--- begin Input data ---
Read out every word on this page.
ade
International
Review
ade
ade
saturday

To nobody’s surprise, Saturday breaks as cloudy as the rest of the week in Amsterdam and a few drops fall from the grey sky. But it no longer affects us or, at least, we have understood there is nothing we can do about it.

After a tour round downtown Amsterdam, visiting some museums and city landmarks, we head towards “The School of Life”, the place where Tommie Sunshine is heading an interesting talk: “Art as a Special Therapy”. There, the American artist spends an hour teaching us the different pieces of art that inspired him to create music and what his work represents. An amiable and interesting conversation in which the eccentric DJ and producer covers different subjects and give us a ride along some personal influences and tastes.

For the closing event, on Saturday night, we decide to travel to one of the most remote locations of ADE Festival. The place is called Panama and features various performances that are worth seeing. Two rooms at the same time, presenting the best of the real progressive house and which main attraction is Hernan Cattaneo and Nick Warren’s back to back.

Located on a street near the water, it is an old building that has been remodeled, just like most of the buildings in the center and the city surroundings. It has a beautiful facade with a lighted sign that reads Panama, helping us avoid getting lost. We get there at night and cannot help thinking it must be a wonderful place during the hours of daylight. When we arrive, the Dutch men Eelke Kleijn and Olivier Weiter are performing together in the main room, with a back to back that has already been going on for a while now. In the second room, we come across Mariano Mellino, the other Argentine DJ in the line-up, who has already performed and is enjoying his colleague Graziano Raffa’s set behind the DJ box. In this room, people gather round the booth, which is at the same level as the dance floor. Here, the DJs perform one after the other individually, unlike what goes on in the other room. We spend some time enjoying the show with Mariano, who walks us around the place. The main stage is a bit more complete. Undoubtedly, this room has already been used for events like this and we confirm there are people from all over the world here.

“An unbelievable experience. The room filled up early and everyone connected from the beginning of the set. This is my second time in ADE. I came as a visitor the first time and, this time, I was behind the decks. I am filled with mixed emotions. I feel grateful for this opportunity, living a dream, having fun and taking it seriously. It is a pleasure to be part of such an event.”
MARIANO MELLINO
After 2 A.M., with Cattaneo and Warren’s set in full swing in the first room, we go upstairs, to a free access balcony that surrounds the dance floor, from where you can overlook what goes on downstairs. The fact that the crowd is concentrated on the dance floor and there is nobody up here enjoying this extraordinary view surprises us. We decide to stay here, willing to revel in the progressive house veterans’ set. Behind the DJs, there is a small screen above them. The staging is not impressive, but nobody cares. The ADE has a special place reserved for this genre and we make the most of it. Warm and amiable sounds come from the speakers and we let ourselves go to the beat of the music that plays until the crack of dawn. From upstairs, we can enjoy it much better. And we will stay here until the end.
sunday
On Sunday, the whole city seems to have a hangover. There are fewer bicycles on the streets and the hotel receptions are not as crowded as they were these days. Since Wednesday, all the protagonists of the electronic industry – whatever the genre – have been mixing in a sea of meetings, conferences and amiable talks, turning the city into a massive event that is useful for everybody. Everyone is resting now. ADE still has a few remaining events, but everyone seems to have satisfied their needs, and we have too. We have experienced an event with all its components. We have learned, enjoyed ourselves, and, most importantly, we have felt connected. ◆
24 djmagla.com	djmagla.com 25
--- end Input data ---
Your task is to transcribe the material exactly.

Read out every word on this page.
ade
International
Review
ade
ade
saturday

To nobody’s surprise, Saturday breaks as cloudy as the rest of the week in Amsterdam and a few drops fall from the grey sky. But it no longer affects us or, at least, we have understood there is nothing we can do about it.

After a tour round downtown Amsterdam, visiting some museums and city landmarks, we head towards “The School of Life”, the place where Tommie Sunshine is heading an interesting talk: “Art as a Special Therapy”. There, the American artist spends an hour teaching us the different pieces of art that inspired him to create music and what his work represents. An amiable and interesting conversation in which the eccentric DJ and producer covers different subjects and give us a ride along some personal influences and tastes.

For the closing event, on Saturday night, we decide to travel to one of the most remote locations of ADE Festival. The place is called Panama and features various performances that are worth seeing. Two rooms at the same time, presenting the best of the real progressive house and which main attraction is Hernan Cattaneo and Nick Warren’s back to back.

Located on a street near the water, it is an old building that has been remodeled, just like most of the buildings in the center and the city surroundings. It has a beautiful facade with a lighted sign that reads Panama, helping us avoid getting lost. We get there at night and cannot help thinking it must be a wonderful place during the hours of daylight. When we arrive, the Dutch men Eelke Kleijn and Olivier Weiter are performing together in the main room, with a back to back that has already been going on for a while now. In the second room, we come across Mariano Mellino, the other Argentine DJ in the line-up, who has already performed and is enjoying his colleague Graziano Raffa’s set behind the DJ box. In this room, people gather round the booth, which is at the same level as the dance floor. Here, the DJs perform one after the other individually, unlike what goes on in the other room. We spend some time enjoying the show with Mariano, who walks us around the place. The main stage is a bit more complete. Undoubtedly, this room has already been used for events like this and we confirm there are people from all over the world here.

“An unbelievable experience. The room filled up early and everyone connected from the beginning of the set. This is my second time in ADE. I came as a visitor the first time and, this time, I was behind the decks. I am filled with mixed emotions. I feel grateful for this opportunity, living a dream, having fun and taking it seriously. It is a pleasure to be part of such an event.”
MARIANO MELLINO
After 2 A.M., with Cattaneo and Warren’s set in full swing in the first room, we go upstairs, to a free access balcony that surrounds the dance floor, from where you can overlook what goes on downstairs. The fact that the crowd is concentrated on the dance floor and there is nobody up here enjoying this extraordinary view surprises us. We decide to stay here, willing to revel in the progressive house veterans’ set. Behind the DJs, there is a small screen above them. The staging is not impressive, but nobody cares. The ADE has a special place reserved for this genre and we make the most of it. Warm and amiable sounds come from the speakers and we let ourselves go to the beat of the music that plays until the crack of dawn. From upstairs, we can enjoy it much better. And we will stay here until the end.
sunday
On Sunday, the whole city seems to have a hangover. There are fewer bicycles on the streets and the hotel receptions are not as crowded as they were these days. Since Wednesday, all the protagonists of the electronic industry – whatever the genre – have been mixing in a sea of meetings, conferences and amiable talks, turning the city into a massive event that is useful for everybody. Everyone is resting now. ADE still has a few remaining events, but everyone seems to have satisfied their needs, and we have too. We have experienced an event with all its components. We have learned, enjoyed ourselves, and, most importantly, we have felt connected. ◆
24 djmagla.com	djmagla.com 25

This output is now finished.